▶ _Material for this task_:
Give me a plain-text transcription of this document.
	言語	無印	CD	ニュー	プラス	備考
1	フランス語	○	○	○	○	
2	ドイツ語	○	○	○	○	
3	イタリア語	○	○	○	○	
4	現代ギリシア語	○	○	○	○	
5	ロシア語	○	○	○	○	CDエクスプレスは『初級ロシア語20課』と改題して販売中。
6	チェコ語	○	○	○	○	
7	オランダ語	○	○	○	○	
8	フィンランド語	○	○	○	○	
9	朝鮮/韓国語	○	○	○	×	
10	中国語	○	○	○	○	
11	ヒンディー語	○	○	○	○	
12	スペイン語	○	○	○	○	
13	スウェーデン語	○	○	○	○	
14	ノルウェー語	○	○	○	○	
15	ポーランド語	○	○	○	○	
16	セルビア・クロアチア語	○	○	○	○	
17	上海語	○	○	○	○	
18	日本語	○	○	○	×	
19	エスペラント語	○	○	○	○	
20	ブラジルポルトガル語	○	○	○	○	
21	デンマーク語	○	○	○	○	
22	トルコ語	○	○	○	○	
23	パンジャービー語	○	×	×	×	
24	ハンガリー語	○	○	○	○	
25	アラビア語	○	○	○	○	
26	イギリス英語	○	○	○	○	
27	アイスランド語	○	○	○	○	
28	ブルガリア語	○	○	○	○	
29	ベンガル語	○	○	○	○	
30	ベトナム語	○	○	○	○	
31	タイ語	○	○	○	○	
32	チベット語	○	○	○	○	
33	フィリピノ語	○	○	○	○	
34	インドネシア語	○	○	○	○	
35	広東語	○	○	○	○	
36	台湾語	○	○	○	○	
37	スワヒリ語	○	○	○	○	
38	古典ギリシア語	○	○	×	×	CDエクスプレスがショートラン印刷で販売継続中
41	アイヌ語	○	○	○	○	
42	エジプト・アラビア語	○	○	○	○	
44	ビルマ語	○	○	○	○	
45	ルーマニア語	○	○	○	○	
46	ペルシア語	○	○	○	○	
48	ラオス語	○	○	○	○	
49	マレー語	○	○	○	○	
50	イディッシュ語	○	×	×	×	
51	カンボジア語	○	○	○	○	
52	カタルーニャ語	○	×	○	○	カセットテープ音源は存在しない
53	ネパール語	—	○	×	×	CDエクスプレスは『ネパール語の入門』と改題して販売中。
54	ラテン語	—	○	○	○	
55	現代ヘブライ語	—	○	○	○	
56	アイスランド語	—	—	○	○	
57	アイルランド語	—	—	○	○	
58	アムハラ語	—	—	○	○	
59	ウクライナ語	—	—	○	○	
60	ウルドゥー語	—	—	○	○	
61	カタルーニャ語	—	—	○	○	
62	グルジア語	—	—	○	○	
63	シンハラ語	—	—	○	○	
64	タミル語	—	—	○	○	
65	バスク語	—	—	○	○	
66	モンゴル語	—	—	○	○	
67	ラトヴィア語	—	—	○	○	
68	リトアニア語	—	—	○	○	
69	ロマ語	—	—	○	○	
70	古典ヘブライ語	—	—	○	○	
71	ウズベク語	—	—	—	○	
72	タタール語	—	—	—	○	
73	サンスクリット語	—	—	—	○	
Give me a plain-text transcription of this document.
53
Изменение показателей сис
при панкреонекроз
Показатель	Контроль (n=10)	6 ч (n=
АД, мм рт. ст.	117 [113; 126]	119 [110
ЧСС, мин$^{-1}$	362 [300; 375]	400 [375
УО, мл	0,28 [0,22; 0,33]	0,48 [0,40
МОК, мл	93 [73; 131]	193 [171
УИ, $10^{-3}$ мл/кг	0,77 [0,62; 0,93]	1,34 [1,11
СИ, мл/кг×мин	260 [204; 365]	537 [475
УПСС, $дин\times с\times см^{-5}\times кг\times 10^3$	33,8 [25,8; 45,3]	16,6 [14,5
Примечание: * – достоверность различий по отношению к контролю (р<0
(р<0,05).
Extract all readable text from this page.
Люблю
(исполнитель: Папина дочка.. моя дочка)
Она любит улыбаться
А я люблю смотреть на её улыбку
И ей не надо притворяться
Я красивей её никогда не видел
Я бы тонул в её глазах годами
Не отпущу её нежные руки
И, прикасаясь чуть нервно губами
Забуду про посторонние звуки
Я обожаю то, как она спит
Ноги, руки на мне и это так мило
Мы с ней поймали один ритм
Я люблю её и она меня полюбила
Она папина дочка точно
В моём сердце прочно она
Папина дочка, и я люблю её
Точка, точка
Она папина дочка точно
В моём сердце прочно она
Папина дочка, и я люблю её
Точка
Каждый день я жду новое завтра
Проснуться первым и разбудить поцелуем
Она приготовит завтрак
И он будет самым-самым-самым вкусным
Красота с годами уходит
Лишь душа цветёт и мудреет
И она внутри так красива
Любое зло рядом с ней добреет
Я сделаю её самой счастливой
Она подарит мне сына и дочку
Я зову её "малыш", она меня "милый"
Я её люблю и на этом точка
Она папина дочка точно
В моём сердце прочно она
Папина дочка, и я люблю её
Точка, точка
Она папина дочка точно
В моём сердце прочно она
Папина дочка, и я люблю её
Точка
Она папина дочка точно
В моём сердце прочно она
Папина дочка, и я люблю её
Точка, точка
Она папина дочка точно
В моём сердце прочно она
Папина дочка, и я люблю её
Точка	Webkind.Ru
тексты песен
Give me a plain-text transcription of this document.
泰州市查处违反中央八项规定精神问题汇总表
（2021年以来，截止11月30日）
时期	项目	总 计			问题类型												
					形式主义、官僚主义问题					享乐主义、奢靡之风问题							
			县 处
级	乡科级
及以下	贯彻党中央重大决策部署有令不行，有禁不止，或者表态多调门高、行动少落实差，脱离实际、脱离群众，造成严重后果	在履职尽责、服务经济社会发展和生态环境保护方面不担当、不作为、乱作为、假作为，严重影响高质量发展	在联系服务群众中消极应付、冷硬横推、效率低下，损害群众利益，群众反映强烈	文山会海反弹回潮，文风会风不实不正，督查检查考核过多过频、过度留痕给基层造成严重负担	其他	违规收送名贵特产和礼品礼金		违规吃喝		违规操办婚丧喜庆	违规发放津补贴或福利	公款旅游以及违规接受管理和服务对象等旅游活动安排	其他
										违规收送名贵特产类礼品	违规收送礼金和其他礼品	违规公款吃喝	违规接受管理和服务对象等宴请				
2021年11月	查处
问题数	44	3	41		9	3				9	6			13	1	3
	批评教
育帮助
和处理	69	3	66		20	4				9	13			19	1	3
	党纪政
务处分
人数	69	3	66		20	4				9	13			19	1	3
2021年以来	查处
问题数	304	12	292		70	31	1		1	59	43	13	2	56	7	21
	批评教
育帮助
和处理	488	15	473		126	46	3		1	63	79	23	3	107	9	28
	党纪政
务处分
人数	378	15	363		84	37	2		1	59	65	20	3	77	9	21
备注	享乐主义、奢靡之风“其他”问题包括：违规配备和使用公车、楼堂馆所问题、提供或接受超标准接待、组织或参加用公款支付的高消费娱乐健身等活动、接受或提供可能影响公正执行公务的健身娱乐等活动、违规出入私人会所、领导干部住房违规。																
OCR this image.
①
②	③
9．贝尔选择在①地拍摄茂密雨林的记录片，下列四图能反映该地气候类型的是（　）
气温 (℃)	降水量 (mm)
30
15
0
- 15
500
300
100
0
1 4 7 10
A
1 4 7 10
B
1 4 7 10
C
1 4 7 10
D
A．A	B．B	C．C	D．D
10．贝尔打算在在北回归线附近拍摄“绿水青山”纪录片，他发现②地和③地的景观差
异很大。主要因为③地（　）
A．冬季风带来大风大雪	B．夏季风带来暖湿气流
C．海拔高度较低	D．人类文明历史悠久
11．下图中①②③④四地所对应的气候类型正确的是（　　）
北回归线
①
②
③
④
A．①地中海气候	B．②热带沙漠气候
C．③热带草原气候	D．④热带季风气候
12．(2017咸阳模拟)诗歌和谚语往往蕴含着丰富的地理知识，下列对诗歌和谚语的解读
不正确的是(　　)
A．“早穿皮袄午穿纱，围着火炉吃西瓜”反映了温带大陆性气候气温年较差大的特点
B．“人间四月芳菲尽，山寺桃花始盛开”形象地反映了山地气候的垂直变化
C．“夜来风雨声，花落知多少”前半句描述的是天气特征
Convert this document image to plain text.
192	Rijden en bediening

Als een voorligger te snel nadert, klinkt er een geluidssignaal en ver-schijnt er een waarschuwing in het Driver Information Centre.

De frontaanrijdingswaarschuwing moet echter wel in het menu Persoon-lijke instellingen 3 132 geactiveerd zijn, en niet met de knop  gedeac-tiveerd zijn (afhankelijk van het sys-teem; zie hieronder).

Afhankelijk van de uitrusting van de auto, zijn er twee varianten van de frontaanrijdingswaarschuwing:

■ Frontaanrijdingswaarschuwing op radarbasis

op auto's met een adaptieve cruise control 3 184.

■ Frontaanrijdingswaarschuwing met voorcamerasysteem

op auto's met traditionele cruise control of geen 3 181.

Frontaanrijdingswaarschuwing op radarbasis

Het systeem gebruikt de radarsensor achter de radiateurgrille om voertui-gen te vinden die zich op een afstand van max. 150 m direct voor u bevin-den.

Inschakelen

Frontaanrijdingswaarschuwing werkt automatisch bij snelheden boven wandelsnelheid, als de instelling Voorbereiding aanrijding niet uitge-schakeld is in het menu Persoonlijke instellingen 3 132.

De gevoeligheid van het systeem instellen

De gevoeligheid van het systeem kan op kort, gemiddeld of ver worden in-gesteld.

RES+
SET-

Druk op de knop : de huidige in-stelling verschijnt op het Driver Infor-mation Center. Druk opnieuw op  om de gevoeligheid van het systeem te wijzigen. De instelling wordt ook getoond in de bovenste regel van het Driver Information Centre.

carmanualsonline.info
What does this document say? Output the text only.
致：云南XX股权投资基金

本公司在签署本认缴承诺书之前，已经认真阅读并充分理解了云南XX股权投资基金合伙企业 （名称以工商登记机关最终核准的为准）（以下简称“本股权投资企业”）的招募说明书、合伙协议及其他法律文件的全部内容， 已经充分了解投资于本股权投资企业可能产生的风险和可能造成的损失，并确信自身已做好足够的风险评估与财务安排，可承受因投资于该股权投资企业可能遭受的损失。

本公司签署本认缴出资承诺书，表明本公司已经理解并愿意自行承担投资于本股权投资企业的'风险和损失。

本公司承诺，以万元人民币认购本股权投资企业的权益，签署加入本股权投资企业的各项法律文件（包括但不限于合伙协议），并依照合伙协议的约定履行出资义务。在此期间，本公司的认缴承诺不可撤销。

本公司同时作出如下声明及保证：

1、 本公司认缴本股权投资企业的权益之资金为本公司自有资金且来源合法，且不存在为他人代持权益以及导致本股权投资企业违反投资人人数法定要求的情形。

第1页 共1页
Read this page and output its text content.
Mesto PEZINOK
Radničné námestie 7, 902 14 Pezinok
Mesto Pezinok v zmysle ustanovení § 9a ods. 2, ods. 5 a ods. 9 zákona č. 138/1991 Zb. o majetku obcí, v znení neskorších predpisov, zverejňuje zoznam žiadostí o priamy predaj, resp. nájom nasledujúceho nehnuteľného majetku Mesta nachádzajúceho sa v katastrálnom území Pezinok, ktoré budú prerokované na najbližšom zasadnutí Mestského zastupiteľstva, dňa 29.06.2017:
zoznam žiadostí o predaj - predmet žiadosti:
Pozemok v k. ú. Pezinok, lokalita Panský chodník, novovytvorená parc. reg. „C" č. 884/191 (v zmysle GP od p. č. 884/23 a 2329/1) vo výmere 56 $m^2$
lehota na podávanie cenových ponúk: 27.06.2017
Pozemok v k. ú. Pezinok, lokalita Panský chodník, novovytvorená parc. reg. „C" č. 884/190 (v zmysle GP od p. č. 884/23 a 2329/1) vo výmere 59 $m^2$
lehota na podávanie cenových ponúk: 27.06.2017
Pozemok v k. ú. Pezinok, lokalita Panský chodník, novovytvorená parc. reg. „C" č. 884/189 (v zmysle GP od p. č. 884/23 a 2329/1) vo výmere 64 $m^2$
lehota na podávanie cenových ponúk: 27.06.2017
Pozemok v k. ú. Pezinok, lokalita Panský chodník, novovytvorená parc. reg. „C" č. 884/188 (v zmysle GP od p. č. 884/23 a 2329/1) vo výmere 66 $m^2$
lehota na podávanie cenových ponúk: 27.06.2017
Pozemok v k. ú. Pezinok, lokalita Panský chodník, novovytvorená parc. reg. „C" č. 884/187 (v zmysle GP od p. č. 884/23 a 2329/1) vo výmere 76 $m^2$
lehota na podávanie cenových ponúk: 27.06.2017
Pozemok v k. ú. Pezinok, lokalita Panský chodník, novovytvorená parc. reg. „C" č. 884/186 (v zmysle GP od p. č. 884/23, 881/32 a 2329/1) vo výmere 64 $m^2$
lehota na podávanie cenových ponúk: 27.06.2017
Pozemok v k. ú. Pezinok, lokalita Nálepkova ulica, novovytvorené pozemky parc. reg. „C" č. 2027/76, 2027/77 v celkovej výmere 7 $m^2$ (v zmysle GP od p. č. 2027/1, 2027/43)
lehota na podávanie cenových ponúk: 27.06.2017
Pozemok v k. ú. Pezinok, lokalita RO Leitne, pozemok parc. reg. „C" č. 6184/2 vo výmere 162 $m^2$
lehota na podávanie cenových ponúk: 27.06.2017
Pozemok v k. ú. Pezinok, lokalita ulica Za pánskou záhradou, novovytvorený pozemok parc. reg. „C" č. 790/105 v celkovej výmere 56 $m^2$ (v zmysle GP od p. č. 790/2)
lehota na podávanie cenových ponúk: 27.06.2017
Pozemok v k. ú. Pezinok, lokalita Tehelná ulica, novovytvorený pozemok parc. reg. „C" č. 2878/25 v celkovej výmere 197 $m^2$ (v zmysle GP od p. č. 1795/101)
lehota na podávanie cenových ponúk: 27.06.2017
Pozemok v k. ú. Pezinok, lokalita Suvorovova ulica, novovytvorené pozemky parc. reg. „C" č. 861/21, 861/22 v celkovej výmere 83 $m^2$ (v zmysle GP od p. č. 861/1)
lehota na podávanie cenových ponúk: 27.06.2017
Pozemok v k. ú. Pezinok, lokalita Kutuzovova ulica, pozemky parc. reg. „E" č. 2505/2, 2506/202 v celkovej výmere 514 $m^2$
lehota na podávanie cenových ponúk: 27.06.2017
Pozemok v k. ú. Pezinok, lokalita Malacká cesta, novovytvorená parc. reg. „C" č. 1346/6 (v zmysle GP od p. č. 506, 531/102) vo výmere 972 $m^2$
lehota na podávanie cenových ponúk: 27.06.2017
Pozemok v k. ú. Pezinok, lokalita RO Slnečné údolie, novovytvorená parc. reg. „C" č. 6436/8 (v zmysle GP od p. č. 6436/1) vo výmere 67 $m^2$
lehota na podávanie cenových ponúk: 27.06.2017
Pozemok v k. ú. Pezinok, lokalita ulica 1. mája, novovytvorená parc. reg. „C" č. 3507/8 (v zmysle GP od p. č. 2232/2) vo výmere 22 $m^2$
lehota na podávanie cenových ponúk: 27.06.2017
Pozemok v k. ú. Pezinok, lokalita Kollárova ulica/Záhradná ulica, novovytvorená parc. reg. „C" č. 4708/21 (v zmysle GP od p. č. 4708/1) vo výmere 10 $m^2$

▶ _Objective_: Pull out each line holding the string "predaj".

▶ _Worked answer_:
Mesto Pezinok v zmysle ustanovení § 9a ods. 2, ods. 5 a ods. 9 zákona č. 138/1991 Zb. o majetku obcí, v znení neskorších predpisov, zverejňuje zoznam žiadostí o priamy predaj, resp. nájom nasledujúceho nehnuteľného majetku Mesta nachádzajúceho sa v katastrálnom území Pezinok, ktoré budú prerokované na najbližšom zasadnutí Mestského zastupiteľstva, dňa 29.06.2017:
zoznam žiadostí o predaj - predmet žiadosti:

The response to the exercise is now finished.